# Document extract:
It’s been some time since I’ve written anything here, but a few days ago was the 12th anniversary of becoming physically disabled and I felt compelled to write a few comments here.
When your body starts to break down, but your brain keeps working as usual, you really spend a lot of time “stewing” about things. A lot of what I’m going to say here are naturally just generalizations, but I feel most are accurate and apply to people that are in constant pain with any disability.
Most people that can’t work want nothing more than to do so because that is what normal people do. Being a man and not being able to work is so depressing that you begin to feel useless and unnecessary. For 12 years, I’ve had people make jokes about me not having to work and basically being lazy. I’ve even had someone I care about very much, refer to me as “a friend without benefits”. I spend every day of my life trying to do what needs to be done, regardless of any pain I might be in. Not because I owe anyone, but because it makes me feel useful.
People with disabilities don’t want your sympathy or charity, they want your understanding. Don’t assume we don’t want to work because we generally work hard just to function normally and not to appear “disabled”. I play 5 different sports regularly, not because I feel wonderful, but by pushing my body as far as I can it makes me feel like I’m accomplishing something that most people do without thinking about. It makes me feel normal.
I have lived on pain meds every day for the past 12 years but the one thing that makes it acceptable for me is that no matter how bad it gets, there are thousands of people that have it much worse and that I should be thankful.

# Provided records:
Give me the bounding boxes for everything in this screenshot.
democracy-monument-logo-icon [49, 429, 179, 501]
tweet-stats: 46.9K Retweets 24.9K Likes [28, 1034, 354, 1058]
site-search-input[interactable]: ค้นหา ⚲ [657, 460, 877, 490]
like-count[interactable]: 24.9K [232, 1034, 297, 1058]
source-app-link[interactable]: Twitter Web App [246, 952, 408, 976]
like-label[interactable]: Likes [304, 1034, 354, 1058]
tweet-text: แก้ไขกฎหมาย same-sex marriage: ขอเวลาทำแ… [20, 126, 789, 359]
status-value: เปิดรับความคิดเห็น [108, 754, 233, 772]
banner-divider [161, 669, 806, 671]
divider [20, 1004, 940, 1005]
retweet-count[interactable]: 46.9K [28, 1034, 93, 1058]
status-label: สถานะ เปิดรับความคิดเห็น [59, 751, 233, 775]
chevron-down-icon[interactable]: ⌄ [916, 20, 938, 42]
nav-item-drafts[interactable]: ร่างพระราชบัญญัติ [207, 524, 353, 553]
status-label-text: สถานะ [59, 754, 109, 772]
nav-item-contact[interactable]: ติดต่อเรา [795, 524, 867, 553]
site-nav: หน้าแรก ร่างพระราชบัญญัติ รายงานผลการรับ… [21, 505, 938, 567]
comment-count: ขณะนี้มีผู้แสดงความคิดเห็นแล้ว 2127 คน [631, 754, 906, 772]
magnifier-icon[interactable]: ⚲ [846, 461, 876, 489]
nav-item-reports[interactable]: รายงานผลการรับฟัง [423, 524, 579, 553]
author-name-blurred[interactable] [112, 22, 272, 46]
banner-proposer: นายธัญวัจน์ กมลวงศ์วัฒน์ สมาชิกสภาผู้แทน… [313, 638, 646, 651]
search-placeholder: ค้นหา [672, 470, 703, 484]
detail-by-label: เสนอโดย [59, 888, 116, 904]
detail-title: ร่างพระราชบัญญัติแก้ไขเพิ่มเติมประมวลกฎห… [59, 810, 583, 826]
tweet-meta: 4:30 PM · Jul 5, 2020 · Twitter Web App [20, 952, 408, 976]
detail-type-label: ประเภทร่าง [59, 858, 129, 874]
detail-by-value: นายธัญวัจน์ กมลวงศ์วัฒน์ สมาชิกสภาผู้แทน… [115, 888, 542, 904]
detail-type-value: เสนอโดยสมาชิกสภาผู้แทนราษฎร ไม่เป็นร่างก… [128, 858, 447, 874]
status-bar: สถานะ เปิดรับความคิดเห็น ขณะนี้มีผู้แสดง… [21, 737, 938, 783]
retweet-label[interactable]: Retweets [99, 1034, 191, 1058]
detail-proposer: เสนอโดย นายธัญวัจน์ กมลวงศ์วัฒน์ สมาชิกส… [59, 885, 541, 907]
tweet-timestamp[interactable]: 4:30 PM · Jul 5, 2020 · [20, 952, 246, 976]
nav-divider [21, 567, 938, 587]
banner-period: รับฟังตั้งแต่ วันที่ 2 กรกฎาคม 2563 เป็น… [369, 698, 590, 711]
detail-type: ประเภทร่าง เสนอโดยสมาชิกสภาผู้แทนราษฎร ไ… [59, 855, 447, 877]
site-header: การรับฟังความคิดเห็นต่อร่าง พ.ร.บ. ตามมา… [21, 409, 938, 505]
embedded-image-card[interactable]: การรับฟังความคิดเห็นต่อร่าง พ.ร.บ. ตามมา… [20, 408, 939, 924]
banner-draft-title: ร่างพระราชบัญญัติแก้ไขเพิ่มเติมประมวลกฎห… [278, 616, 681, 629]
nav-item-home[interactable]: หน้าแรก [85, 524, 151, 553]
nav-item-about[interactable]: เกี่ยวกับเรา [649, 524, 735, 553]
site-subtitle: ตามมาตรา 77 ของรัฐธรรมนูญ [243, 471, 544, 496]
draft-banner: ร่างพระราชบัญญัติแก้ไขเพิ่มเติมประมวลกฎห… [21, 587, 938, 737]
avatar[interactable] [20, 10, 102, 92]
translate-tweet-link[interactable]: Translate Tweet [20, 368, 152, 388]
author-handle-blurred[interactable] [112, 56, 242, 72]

# Stated problem 1:
Decide whether each statement agrees with the post about living with a disability: (a) The writer plays five different sports regularly. (b) The writer wants sympathy from others. (c) The writer has taken pain medication every day for the past 12 years. Answer yes or no for each, quoting the deciding words of the post.
# Stated problem 2:
Update the post about living with a disability, starting with "Most people that" and going on through "me feel useful.", with "useless" replaced by "worthless".
The material is not needed for this work.

# Written solution 1:
(a) Yes: "I play 5 different sports regularly"
(b) No: "People with disabilities don’t want your sympathy or charity, they want your understanding."
(c) Yes: "I have lived on pain meds every day for the past 12 years"

# Written solution 2:
Most people that can’t work want nothing more than to do so because that is what normal people do. Being a man and not being able to work is so depressing that you begin to feel worthless and unnecessary. For 12 years, I’ve had people make jokes about me not having to work and basically being lazy. I’ve even had someone I care about very much, refer to me as “a friend without benefits”. I spend every day of my life trying to do what needs to be done, regardless of any pain I might be in. Not because I owe anyone, but because it makes me feel useful.